>> START Supplied material

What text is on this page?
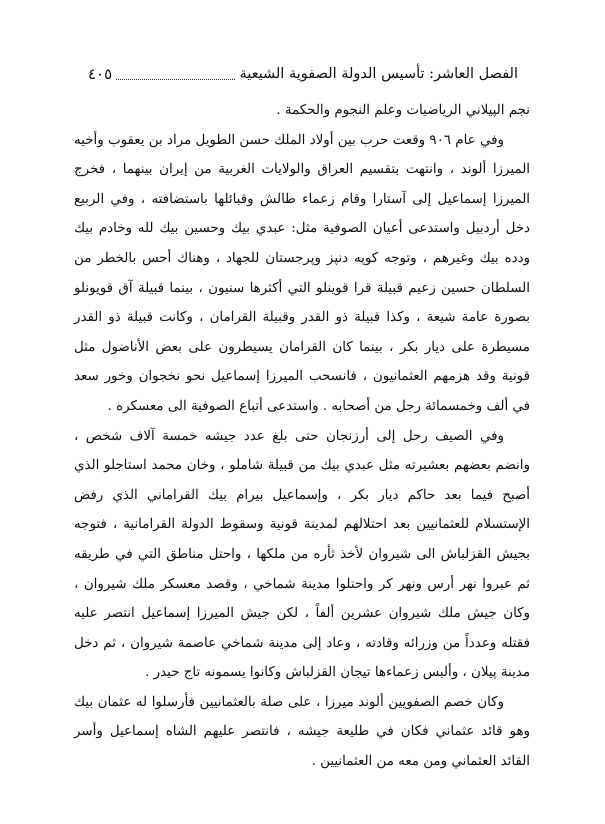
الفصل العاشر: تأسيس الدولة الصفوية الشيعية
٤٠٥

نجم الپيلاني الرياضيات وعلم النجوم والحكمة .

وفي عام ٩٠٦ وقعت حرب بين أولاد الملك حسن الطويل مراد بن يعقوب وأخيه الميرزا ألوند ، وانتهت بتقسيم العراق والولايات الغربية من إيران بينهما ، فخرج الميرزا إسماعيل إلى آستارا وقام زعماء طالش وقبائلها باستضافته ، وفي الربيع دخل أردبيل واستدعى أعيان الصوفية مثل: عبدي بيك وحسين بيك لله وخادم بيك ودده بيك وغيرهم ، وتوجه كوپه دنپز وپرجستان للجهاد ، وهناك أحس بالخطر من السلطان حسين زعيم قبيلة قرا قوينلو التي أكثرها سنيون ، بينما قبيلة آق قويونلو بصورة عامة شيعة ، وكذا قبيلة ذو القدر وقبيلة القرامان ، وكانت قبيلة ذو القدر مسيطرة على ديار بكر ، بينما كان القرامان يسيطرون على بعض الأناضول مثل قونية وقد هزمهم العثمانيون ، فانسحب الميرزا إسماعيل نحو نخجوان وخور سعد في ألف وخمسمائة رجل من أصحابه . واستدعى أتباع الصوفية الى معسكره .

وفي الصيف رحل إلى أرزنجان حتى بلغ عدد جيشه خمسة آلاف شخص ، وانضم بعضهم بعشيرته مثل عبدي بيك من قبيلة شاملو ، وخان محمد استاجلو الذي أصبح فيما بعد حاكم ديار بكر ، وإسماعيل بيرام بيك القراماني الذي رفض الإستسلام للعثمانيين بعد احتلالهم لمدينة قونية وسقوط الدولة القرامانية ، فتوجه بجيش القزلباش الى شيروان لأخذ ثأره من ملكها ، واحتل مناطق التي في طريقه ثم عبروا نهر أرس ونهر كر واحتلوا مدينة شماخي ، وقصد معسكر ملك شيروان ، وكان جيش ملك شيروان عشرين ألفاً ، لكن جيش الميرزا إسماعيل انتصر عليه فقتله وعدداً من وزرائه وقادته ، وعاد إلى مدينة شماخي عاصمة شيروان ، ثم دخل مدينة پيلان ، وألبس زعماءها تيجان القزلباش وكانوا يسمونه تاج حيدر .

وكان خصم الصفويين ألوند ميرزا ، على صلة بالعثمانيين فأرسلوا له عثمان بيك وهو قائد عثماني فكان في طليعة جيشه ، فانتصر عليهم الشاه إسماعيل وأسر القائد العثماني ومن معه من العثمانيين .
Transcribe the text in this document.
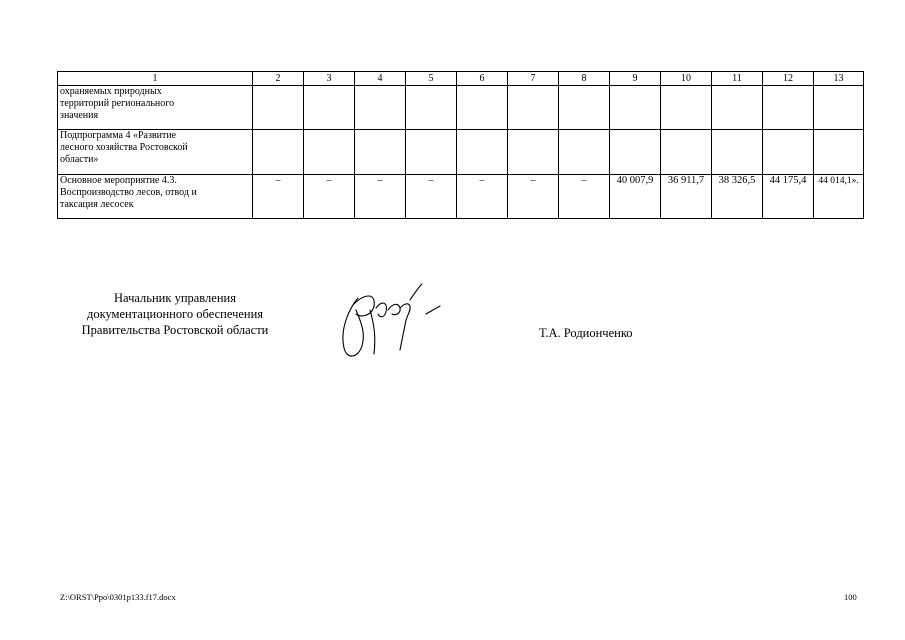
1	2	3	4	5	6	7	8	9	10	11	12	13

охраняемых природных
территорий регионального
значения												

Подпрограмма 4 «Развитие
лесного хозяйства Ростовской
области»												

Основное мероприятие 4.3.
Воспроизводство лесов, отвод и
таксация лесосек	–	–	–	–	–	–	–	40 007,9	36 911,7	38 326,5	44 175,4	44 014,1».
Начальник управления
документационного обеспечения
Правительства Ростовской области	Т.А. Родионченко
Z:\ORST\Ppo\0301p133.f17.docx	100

>> END Supplied material
>> START Supplied material

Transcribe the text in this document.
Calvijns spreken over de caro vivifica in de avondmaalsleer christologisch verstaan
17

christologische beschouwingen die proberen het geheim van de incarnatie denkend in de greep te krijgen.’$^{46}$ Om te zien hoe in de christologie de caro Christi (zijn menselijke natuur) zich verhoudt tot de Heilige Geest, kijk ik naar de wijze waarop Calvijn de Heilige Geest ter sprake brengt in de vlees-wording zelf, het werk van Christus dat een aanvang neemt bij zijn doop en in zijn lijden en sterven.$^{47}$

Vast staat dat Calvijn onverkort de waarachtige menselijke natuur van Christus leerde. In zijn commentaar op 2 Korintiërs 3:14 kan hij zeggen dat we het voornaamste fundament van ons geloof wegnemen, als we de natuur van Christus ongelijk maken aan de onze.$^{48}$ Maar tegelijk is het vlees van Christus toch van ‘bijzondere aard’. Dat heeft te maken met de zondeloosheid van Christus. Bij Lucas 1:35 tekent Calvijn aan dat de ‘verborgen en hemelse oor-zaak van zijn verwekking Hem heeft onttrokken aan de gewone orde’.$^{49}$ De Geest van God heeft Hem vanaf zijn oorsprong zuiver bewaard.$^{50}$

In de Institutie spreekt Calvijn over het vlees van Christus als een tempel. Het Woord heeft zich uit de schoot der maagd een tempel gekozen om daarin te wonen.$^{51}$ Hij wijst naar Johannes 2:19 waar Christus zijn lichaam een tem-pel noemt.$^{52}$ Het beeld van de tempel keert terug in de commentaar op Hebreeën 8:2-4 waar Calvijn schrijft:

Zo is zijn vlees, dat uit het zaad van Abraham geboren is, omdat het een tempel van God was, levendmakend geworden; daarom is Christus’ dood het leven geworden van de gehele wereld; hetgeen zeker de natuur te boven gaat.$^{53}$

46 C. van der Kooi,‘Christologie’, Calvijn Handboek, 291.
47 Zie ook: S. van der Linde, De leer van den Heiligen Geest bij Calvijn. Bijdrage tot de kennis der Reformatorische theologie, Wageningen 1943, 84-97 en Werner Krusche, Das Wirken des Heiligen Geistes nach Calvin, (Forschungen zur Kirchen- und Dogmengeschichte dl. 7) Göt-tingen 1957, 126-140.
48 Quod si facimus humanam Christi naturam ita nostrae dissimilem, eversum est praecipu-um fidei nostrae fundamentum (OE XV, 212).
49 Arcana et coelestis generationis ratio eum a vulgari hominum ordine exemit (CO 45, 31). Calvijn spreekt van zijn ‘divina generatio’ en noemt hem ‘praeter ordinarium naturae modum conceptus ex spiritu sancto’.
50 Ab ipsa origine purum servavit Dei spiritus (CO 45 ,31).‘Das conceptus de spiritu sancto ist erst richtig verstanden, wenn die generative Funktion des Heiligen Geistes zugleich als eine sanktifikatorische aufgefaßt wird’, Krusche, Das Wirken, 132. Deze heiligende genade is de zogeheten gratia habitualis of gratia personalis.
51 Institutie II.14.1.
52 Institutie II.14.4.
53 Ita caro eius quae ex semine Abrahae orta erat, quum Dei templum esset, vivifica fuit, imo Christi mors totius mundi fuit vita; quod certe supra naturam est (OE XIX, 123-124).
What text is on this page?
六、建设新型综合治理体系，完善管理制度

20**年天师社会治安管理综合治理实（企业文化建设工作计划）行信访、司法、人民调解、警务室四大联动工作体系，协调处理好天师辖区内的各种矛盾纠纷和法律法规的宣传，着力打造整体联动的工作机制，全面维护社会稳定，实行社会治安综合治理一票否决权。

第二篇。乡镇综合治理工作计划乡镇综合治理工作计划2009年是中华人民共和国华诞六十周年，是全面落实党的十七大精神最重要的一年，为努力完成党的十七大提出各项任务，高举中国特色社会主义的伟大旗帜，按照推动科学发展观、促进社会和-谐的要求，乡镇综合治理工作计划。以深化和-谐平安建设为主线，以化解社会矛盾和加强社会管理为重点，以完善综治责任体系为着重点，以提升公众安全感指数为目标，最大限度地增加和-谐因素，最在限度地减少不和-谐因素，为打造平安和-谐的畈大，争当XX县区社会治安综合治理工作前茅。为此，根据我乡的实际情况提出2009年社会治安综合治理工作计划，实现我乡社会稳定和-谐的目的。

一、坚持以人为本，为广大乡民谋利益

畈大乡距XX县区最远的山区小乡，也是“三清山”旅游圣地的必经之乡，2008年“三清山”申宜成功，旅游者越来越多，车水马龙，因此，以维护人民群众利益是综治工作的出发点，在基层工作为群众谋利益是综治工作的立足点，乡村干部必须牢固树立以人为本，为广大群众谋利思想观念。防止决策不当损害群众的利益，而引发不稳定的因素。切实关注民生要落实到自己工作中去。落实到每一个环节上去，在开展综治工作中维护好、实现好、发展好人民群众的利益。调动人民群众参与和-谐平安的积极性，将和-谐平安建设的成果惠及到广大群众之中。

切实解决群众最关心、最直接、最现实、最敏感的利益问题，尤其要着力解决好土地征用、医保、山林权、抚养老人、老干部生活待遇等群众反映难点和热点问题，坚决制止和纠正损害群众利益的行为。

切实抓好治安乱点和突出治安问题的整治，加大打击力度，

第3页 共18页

>> END Supplied material
>> START Supplied material

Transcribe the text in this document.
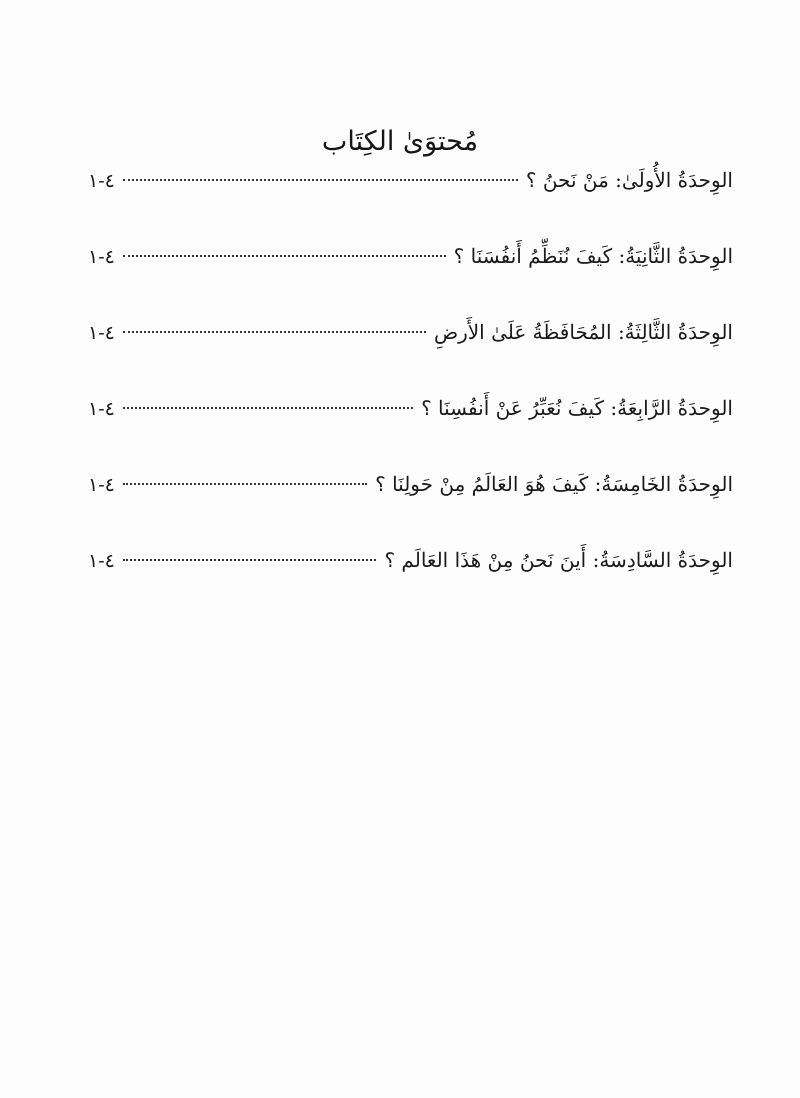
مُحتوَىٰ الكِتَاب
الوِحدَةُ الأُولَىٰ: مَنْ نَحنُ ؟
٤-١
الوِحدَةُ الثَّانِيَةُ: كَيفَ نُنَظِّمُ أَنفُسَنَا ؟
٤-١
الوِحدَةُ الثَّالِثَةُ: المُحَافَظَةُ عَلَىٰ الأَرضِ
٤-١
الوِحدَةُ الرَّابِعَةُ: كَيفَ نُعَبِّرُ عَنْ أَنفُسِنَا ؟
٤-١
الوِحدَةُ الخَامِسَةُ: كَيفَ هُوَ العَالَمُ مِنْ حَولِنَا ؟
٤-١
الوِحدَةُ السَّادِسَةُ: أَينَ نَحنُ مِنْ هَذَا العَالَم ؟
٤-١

>> END Supplied material

Exercise aim -
In how many lines of the data does the string "noemt" appear? Give only the number.

Result -
2